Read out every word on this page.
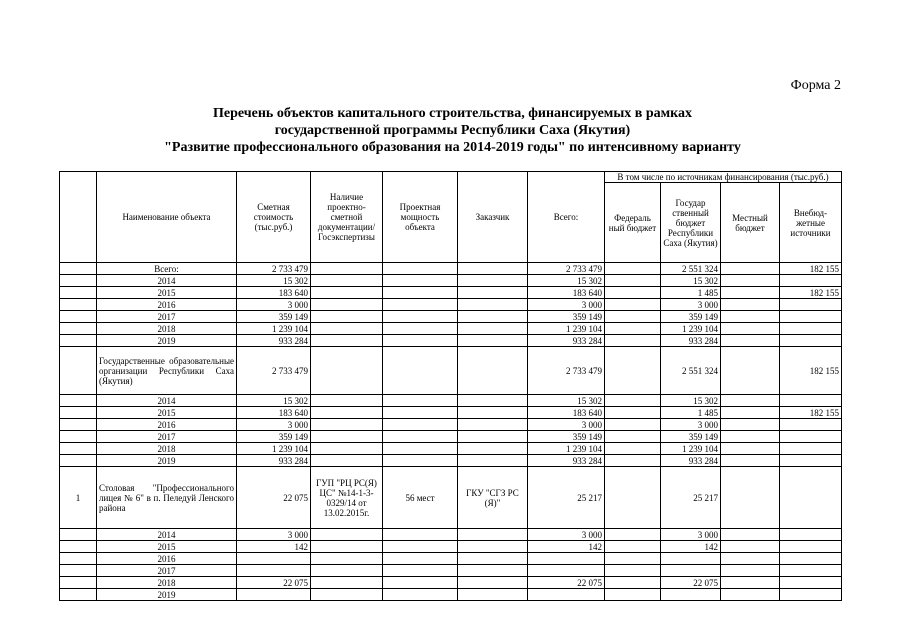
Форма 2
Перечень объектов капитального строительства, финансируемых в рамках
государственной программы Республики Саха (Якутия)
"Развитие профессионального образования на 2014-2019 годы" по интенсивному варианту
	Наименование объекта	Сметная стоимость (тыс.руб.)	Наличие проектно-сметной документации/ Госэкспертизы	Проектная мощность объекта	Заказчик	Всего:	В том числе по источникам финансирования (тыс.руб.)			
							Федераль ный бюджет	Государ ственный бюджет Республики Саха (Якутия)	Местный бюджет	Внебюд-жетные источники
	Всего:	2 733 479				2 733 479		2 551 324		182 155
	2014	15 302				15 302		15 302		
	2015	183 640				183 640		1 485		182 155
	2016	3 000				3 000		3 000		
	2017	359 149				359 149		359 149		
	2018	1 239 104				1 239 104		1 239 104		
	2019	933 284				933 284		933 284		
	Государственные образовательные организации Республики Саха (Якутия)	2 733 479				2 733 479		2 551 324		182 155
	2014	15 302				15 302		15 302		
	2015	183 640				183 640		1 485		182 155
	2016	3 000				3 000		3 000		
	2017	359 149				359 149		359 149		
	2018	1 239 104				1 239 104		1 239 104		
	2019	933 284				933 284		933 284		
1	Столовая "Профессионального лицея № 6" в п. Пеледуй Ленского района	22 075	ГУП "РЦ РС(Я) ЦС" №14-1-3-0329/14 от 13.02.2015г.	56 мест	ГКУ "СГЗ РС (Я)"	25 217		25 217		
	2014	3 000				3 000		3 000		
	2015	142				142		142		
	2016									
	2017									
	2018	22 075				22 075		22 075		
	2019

:::

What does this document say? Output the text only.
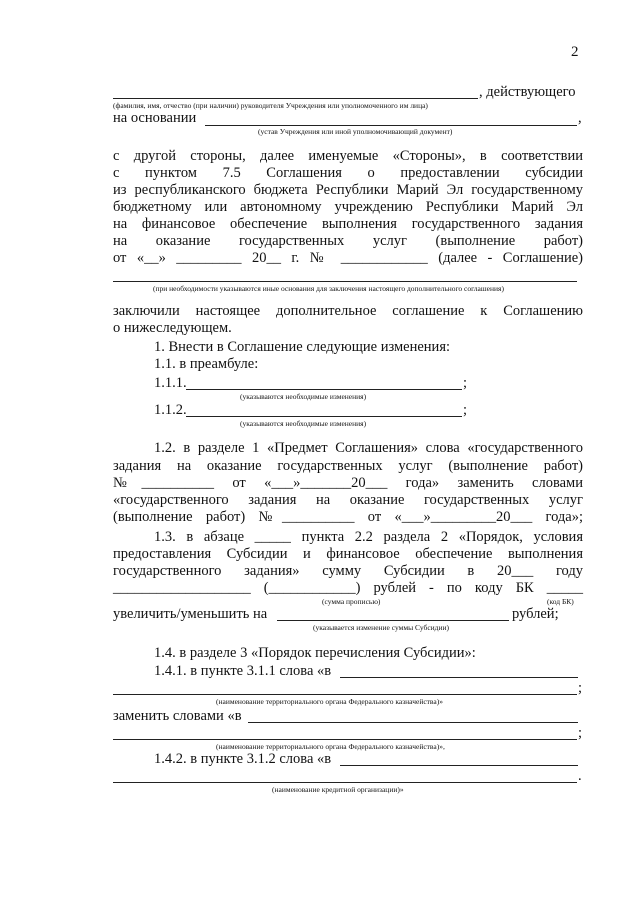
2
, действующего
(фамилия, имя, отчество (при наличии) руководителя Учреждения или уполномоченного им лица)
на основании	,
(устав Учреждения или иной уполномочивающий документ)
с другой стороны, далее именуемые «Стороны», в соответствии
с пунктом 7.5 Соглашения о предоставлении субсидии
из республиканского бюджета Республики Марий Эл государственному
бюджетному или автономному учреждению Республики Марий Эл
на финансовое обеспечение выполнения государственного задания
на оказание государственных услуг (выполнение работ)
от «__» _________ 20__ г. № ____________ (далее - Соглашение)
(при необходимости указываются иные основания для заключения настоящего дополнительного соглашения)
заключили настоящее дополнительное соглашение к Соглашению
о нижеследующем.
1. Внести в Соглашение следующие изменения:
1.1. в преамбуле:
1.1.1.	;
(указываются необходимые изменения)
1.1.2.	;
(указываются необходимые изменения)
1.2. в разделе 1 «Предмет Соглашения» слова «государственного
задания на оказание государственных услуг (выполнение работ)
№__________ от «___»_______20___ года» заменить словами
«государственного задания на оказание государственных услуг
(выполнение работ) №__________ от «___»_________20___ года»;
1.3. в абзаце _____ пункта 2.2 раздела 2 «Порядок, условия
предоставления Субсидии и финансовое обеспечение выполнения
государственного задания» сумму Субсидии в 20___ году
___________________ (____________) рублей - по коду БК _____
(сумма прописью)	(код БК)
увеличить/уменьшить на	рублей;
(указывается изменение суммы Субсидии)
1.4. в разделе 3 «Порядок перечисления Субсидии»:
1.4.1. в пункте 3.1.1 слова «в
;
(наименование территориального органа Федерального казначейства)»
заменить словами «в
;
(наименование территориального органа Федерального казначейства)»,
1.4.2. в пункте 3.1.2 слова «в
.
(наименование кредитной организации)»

:::

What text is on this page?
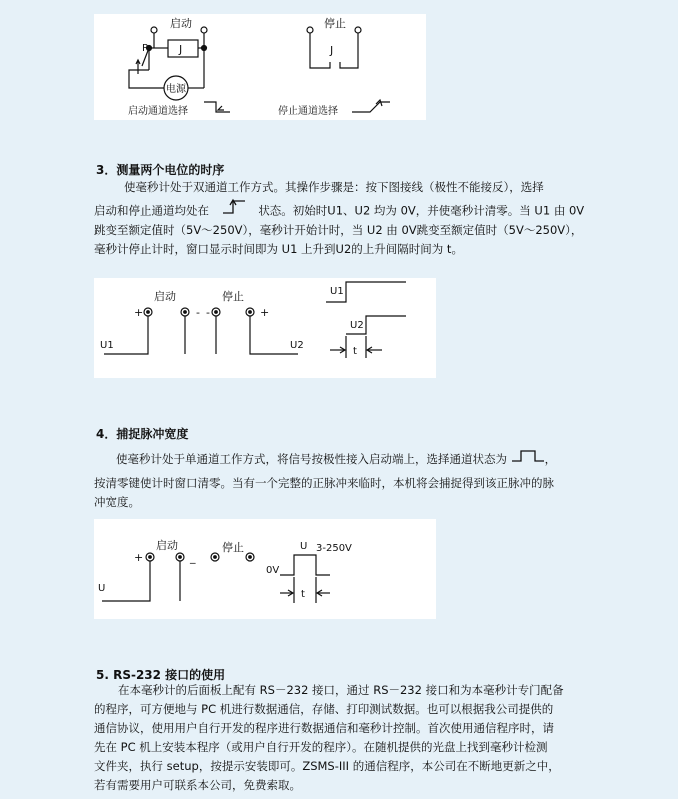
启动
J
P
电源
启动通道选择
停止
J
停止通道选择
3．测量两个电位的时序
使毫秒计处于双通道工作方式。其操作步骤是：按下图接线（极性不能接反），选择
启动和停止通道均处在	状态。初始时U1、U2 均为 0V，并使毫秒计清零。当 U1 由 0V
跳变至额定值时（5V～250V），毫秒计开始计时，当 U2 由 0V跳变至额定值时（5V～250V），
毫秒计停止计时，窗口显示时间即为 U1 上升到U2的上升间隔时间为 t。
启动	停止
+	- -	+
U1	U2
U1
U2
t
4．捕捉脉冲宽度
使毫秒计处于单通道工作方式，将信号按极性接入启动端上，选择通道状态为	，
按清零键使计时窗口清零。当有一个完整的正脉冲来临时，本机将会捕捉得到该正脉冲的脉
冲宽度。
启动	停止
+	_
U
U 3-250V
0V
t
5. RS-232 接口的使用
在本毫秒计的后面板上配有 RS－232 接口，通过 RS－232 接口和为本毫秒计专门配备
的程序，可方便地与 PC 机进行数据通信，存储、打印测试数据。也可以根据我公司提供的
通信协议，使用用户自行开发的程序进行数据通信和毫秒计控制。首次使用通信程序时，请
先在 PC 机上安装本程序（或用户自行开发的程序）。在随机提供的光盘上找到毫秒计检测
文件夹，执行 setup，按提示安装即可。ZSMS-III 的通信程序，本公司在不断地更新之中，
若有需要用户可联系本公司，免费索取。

:::

Short problem -
Copy out each line in the listing that has the word "обеспечение".

Solution -
на финансовое обеспечение выполнения государственного задания
предоставления Субсидии и финансовое обеспечение выполнения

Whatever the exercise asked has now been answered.